Task: Reproduce each of the rows below, character for character.

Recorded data
_ _ _ _ _

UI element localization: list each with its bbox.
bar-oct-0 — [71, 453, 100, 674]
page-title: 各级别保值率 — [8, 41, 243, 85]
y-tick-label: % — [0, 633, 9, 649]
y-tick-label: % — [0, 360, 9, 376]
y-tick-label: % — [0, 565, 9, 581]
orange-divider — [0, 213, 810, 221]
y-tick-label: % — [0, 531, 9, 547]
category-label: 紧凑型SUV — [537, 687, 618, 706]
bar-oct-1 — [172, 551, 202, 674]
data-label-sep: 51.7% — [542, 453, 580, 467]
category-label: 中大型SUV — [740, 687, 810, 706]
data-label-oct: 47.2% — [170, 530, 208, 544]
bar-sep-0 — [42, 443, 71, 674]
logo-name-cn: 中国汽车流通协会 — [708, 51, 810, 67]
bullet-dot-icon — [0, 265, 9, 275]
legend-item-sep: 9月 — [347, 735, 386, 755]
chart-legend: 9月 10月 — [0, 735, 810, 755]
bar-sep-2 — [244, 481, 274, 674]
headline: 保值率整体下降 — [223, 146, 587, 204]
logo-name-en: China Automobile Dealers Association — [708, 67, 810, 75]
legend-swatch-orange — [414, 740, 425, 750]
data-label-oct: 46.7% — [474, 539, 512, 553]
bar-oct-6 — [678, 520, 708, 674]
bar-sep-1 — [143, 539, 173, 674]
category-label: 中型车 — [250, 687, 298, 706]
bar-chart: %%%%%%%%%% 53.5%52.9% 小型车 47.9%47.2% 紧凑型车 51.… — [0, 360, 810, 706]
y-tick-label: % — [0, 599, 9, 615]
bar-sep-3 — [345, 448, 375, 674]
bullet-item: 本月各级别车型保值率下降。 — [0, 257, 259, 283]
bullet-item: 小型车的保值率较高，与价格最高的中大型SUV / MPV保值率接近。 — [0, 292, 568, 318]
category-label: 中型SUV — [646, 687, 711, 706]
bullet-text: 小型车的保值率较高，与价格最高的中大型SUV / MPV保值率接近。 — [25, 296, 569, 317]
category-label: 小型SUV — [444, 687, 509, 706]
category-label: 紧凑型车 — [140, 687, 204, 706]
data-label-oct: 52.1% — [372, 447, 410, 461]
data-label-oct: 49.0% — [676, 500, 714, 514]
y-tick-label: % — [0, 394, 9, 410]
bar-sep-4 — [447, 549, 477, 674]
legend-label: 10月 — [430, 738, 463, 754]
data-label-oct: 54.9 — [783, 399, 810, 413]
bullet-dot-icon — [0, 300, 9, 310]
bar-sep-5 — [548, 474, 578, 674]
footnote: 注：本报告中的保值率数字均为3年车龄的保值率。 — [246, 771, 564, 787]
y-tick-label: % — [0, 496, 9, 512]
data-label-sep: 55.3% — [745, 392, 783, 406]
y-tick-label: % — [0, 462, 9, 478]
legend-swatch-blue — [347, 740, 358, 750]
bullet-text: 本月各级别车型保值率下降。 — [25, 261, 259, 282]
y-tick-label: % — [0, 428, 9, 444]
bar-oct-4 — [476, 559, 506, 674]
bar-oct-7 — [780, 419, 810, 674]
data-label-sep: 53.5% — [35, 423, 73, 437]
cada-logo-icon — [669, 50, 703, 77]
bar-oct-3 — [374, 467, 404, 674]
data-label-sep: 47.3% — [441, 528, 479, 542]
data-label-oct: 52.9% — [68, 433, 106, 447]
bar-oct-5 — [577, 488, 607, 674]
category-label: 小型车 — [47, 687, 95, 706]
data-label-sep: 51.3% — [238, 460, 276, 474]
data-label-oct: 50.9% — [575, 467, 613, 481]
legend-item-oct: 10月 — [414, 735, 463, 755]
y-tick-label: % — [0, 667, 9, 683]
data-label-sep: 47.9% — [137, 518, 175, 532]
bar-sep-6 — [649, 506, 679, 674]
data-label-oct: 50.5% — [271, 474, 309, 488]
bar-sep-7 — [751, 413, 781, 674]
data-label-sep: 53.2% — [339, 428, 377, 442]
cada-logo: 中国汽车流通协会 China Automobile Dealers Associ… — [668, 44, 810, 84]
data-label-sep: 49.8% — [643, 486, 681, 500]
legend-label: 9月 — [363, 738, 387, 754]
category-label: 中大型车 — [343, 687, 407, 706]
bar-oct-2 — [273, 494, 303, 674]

_ _ _ _ _

Written answer:
UI element localization: list each with its bbox.
bar-oct-0 — [71, 453, 100, 674]
page-title: 各级别保值率 — [8, 41, 243, 85]
y-tick-label: % — [0, 633, 9, 649]
y-tick-label: % — [0, 360, 9, 376]
y-tick-label: % — [0, 565, 9, 581]
orange-divider — [0, 213, 810, 221]
y-tick-label: % — [0, 531, 9, 547]
category-label: 紧凑型SUV — [537, 687, 618, 706]
bar-oct-1 — [172, 551, 202, 674]
data-label-sep: 51.7% — [542, 453, 580, 467]
category-label: 中大型SUV — [740, 687, 810, 706]
data-label-oct: 47.2% — [170, 530, 208, 544]
bar-sep-0 — [42, 443, 71, 674]
logo-name-cn: 中国汽车流通协会 — [708, 51, 810, 67]
bullet-dot-icon — [0, 265, 9, 275]
legend-item-sep: 9月 — [347, 735, 386, 755]
chart-legend: 9月 10月 — [0, 735, 810, 755]
bar-sep-2 — [244, 481, 274, 674]
headline: 保值率整体下降 — [223, 146, 587, 204]
logo-name-en: China Automobile Dealers Association — [708, 67, 810, 75]
legend-swatch-orange — [414, 740, 425, 750]
data-label-oct: 46.7% — [474, 539, 512, 553]
bar-oct-6 — [678, 520, 708, 674]
bar-sep-1 — [143, 539, 173, 674]
category-label: 中型车 — [250, 687, 298, 706]
bar-chart: %%%%%%%%%% 53.5%52.9% 小型车 47.9%47.2% 紧凑型车 51.… — [0, 360, 810, 706]
y-tick-label: % — [0, 599, 9, 615]
bar-sep-3 — [345, 448, 375, 674]
bullet-item: 本月各级别车型保值率下降。 — [0, 257, 259, 283]
bullet-item: 小型车的保值率较高，与价格最高的中大型SUV / MPV保值率接近。 — [0, 292, 568, 318]
category-label: 中型SUV — [646, 687, 711, 706]
bullet-text: 小型车的保值率较高，与价格最高的中大型SUV / MPV保值率接近。 — [25, 296, 569, 317]
category-label: 小型SUV — [444, 687, 509, 706]
category-label: 紧凑型车 — [140, 687, 204, 706]
data-label-oct: 52.1% — [372, 447, 410, 461]
data-label-oct: 49.0% — [676, 500, 714, 514]
y-tick-label: % — [0, 394, 9, 410]
bar-sep-4 — [447, 549, 477, 674]
legend-label: 10月 — [430, 738, 463, 754]
data-label-oct: 54.9 — [783, 399, 810, 413]
bullet-dot-icon — [0, 300, 9, 310]
bar-sep-5 — [548, 474, 578, 674]
footnote: 注：本报告中的保值率数字均为3年车龄的保值率。 — [246, 771, 564, 787]
y-tick-label: % — [0, 496, 9, 512]
data-label-sep: 55.3% — [745, 392, 783, 406]
y-tick-label: % — [0, 462, 9, 478]
legend-swatch-blue — [347, 740, 358, 750]
bullet-text: 本月各级别车型保值率下降。 — [25, 261, 259, 282]
y-tick-label: % — [0, 428, 9, 444]
bar-oct-4 — [476, 559, 506, 674]
bar-oct-7 — [780, 419, 810, 674]
data-label-sep: 53.5% — [35, 423, 73, 437]
cada-logo-icon — [669, 50, 703, 77]
bar-oct-3 — [374, 467, 404, 674]
data-label-sep: 47.3% — [441, 528, 479, 542]
data-label-oct: 52.9% — [68, 433, 106, 447]
bar-oct-5 — [577, 488, 607, 674]
category-label: 小型车 — [47, 687, 95, 706]
data-label-sep: 51.3% — [238, 460, 276, 474]
data-label-oct: 50.9% — [575, 467, 613, 481]
legend-item-oct: 10月 — [414, 735, 463, 755]
y-tick-label: % — [0, 667, 9, 683]
data-label-sep: 47.9% — [137, 518, 175, 532]
bar-sep-6 — [649, 506, 679, 674]
data-label-oct: 50.5% — [271, 474, 309, 488]
bar-sep-7 — [751, 413, 781, 674]
data-label-sep: 53.2% — [339, 428, 377, 442]
cada-logo: 中国汽车流通协会 China Automobile Dealers Associ… — [668, 44, 810, 84]
data-label-sep: 49.8% — [643, 486, 681, 500]
legend-label: 9月 — [363, 738, 387, 754]
category-label: 中大型车 — [343, 687, 407, 706]
bar-oct-2 — [273, 494, 303, 674]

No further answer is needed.